> Objective:
Give the number of lines that contain the string "Facies", please, and nothing else.
....................
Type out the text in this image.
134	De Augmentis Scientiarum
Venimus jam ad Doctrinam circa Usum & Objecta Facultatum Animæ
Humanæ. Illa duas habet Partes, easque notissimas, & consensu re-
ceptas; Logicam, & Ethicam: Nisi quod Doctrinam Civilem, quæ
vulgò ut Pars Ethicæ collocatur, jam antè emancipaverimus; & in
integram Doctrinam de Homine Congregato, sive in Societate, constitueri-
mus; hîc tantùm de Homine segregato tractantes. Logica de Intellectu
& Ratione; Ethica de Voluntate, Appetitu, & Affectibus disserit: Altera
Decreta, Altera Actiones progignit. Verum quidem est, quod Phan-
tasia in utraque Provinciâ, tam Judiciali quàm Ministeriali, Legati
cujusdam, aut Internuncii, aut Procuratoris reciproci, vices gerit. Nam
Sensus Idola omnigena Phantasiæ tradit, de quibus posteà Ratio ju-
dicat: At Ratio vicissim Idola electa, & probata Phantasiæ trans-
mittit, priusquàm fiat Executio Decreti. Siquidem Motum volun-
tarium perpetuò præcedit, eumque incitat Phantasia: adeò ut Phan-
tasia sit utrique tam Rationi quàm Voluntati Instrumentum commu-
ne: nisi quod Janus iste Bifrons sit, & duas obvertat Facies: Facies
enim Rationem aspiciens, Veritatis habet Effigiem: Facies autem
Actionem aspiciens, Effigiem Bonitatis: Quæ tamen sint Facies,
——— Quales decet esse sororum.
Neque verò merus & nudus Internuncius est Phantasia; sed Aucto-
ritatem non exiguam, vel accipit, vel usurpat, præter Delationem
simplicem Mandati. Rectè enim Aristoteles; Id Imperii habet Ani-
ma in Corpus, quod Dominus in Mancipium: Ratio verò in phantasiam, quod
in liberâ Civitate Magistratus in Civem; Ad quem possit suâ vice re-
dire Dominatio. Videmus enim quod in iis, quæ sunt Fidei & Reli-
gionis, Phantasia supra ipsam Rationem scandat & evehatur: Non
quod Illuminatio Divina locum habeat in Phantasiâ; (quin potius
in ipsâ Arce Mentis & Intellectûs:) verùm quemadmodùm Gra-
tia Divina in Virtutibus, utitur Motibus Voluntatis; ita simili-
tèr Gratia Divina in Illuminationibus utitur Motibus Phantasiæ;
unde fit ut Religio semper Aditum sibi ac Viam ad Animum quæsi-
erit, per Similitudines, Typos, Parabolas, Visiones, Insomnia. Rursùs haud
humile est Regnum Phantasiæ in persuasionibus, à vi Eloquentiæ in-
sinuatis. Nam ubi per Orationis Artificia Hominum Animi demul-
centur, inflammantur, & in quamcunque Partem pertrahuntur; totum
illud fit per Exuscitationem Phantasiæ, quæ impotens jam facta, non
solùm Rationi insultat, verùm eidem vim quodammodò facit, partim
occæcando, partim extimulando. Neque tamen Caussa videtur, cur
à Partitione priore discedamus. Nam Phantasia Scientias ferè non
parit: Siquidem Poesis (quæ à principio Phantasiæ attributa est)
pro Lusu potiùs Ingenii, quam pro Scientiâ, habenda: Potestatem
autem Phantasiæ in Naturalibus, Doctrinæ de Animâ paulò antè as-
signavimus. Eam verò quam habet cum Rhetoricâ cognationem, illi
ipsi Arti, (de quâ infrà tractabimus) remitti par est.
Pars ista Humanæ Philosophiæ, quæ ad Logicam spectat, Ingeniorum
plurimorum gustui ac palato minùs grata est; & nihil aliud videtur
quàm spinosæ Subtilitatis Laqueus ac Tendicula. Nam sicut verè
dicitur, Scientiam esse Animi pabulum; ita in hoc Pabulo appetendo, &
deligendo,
....................
> Expected output:
3